Please reproduce the full worked solution for the gas's second temperature, character for character.

**TEXT BLOCK**
------------

Answer
The second result.
$T_{2}=1112K$
Work Step by Step
Knowing that:
$P_{1}=P_{2}$
$V_{2}=1.8V_{1}$
$m_{1}=m_{2}$
a) Based on the ideal gas equation:
$\frac{m_{1}RT_{1}}{V_{1}}=\frac{m_{2}RT_{2}}{V_{2}}$
Simplifying and substituting:
$T_{2}=1.8T_{1}=1.8*(300K)=540K$
b) Using the generalized compressibility chart:
$P_{R,1}=\frac{P_{1}}{P_{cr}}=\frac{10MPa}{4.64MPa}=2.16$
$T_{R,1}=\frac{T_{1}}{T_{cr}}=\frac{300K}{191.1K}=1.57$
From Fig A-15
$Z_{1}=0.86$
$\upsilon_{R,1}=0.63$
$P_{R,2}=2.16$
$\upsilon_{R,2}=1.8*0.63=1.134$
From Fig A-15
$Z_{2}=0.42$
$T_{2}=\frac{P_{2}\upsilon_{2}}{Z_{2}R}=\frac{P_{2}\upsilon_{R,2}T_{cr}}{Z_{2}P_{cr}}=\frac{10000kPa*1.134*191.1K}{0.42*4640kPa}=1112K$
Based on the charts, the second temperature is the more accurate.

------------

**Data for recognizing document structure**
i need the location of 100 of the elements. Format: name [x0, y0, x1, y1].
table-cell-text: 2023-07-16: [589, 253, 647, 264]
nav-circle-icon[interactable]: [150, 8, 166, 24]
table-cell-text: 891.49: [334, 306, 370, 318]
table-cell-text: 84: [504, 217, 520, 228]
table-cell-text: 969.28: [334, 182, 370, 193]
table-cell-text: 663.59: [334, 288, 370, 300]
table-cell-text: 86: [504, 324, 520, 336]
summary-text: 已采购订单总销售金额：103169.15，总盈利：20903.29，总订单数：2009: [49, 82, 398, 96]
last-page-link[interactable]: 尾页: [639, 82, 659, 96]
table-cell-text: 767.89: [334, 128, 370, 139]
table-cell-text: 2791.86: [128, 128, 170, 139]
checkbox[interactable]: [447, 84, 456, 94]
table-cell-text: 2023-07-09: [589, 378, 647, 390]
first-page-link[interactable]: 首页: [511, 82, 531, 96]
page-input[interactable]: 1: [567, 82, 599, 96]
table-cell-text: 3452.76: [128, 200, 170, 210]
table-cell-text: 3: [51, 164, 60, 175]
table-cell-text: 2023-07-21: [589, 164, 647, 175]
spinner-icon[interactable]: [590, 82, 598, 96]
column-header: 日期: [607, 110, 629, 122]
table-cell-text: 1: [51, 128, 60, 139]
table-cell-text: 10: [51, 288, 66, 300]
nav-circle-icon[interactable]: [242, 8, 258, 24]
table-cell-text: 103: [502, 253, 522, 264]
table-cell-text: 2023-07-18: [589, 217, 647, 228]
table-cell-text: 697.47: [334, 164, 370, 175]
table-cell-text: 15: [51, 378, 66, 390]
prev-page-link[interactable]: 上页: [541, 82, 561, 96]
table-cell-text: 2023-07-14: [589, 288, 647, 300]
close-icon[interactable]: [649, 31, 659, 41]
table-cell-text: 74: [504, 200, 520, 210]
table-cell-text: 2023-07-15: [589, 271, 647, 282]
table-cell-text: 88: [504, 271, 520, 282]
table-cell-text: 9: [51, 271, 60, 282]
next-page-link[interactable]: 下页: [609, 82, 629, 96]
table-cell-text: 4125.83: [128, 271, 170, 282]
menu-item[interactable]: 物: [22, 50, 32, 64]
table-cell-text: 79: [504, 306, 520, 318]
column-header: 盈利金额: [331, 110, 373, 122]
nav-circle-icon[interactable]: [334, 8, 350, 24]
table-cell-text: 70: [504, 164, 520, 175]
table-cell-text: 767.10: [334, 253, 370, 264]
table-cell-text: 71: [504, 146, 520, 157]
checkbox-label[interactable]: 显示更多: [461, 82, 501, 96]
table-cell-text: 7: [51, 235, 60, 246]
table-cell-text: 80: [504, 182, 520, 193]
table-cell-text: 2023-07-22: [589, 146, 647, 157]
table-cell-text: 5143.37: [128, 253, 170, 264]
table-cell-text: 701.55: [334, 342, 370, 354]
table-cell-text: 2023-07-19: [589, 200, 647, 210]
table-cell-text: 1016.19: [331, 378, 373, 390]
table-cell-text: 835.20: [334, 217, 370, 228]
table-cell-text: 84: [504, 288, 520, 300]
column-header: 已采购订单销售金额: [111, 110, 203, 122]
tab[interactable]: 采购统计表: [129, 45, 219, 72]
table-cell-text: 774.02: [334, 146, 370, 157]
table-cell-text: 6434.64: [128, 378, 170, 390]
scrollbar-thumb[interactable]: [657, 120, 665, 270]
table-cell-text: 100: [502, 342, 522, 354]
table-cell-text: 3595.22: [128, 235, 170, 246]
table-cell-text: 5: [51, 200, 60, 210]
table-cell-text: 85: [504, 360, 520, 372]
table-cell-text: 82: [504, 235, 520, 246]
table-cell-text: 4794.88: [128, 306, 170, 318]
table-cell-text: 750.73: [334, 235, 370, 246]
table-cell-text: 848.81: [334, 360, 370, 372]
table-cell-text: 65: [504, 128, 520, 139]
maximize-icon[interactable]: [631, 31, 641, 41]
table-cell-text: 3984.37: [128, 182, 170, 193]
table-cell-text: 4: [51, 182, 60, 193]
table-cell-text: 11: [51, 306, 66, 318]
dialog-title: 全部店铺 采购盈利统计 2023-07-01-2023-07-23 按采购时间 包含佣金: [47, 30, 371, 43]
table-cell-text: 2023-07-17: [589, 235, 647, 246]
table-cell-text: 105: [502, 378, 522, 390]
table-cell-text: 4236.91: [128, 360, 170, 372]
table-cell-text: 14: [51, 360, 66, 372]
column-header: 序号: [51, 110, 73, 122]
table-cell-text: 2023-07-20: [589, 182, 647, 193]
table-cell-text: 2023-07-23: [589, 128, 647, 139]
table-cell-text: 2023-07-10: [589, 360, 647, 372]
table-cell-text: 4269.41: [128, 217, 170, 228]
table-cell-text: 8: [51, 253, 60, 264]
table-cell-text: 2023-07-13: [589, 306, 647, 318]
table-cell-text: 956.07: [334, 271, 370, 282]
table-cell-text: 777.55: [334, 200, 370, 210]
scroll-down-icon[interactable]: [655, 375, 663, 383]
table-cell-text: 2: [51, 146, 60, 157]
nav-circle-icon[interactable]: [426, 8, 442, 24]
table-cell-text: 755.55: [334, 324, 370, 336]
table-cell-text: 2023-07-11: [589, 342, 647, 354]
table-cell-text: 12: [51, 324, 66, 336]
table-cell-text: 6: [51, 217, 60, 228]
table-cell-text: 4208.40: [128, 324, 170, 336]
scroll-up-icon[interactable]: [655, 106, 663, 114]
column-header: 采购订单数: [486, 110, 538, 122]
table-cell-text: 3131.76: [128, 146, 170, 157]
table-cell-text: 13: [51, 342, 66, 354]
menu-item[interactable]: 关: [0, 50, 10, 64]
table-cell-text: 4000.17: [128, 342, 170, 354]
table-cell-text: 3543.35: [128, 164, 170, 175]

------------

**ANSWER TO THIS PROBLEM**
Answer
The second result.
$T_{2}=1112K$
Work Step by Step
Knowing that:
$P_{1}=P_{2}$
$V_{2}=1.8V_{1}$
$m_{1}=m_{2}$
a) Based on the ideal gas equation:
$\frac{m_{1}RT_{1}}{V_{1}}=\frac{m_{2}RT_{2}}{V_{2}}$
Simplifying and substituting:
$T_{2}=1.8T_{1}=1.8*(300K)=540K$
b) Using the generalized compressibility chart:
$P_{R,1}=\frac{P_{1}}{P_{cr}}=\frac{10MPa}{4.64MPa}=2.16$
$T_{R,1}=\frac{T_{1}}{T_{cr}}=\frac{300K}{191.1K}=1.57$
From Fig A-15
$Z_{1}=0.86$
$\upsilon_{R,1}=0.63$
$P_{R,2}=2.16$
$\upsilon_{R,2}=1.8*0.63=1.134$
From Fig A-15
$Z_{2}=0.42$
$T_{2}=\frac{P_{2}\upsilon_{2}}{Z_{2}R}=\frac{P_{2}\upsilon_{R,2}T_{cr}}{Z_{2}P_{cr}}=\frac{10000kPa*1.134*191.1K}{0.42*4640kPa}=1112K$
Based on the charts, the second temperature is the more accurate.